Supplied passage ▸
>>>>

    Oh the Wii. Props to you, Nintendo. A valiant effort to get the kiddies up off the couch and moving around the living room. The New York Times even did a story on a British study conducted on the health benefits of the Wii. A heart-racing game of Wii tennis will burn about 179 calories an hour. Impressive. And I'm sure that little Bobby washes down his victorious game of tennis with an ice cold Coca-Cola and a bag of Cool Ranch Doritos. Make that Cooler Ranch Doritos. We should all run out to Best Buy and make a purchase toward our health. An hour of real tennis burns at least two times as much as the pseudo version brought to us in our living room. Do they list that on the box? Kids who watch hours of TV and play video games are more likely to be obese. The Wii is a step in the right direction, but it's not the answer.

    Network executives at NBC learned that they could also capitalize on obesity in America. Hell, there are so many obese Americans why don't we create a show that awards the person who can lose the most weight? Beautiful. Enter "The Biggest Loser." Thousands of people send in their requests to be picked for the show. Everyone is so willing to prove that they are absolutely fatter than the next guy. Congratulations, you win. You're really, really fat. So now for a season of primetime TV we get to watch the NBC approved fattest Americans shrink before our eyes. Contestants get 24 hour access to top personal trainers and meals handed to them with carefully factored out calories. Entertainment at its finest. If anything, this only affirms for most Americans the difficulty of losing weight. Most people don't have time to give up their jobs and spend 24 hours a day on the treadmill. This isn't how real life works. In real life it takes serious effort to make the right choices that contibute to a longer, healthier life. We don't all have to be food Nazis, but we do all have to take a moment, step away from the Wii and start processing the words of Meredith Viera.
<<<<
Work instruction ▸ According to the piece on the Wii and "The Biggest Loser," how many calories does an hour of Wii tennis burn?

Data for analysis ▸
>>>>
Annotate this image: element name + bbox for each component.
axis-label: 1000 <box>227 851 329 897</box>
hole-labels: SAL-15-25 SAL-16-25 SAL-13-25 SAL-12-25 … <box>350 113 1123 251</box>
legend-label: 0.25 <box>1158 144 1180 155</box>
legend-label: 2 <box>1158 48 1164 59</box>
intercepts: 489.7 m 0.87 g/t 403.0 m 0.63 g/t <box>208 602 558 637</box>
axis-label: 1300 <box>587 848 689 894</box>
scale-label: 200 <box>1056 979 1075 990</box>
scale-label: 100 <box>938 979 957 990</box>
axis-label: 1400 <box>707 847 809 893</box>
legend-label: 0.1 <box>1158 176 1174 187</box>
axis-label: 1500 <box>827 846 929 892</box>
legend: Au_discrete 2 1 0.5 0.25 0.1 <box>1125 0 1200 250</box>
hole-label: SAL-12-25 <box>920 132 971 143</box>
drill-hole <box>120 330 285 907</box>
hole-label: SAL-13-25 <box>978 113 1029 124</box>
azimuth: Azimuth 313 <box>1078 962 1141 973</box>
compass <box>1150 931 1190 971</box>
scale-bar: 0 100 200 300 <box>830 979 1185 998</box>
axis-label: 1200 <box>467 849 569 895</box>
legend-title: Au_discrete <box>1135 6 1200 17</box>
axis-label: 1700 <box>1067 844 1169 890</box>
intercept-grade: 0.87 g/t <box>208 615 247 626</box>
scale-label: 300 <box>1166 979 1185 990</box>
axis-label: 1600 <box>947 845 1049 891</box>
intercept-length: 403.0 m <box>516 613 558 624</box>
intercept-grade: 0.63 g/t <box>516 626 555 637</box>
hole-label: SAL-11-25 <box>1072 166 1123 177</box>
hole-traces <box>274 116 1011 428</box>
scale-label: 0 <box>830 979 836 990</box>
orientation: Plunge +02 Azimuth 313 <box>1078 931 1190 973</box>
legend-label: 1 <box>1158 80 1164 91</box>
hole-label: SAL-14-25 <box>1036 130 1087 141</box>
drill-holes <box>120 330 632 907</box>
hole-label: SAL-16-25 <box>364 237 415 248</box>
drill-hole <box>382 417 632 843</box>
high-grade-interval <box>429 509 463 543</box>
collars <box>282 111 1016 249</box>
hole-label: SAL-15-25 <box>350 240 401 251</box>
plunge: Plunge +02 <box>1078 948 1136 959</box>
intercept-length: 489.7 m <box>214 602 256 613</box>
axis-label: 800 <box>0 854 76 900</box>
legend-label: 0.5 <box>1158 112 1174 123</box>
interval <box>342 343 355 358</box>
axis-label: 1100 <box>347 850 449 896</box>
<<<<
Reply ▸ About 179 calories.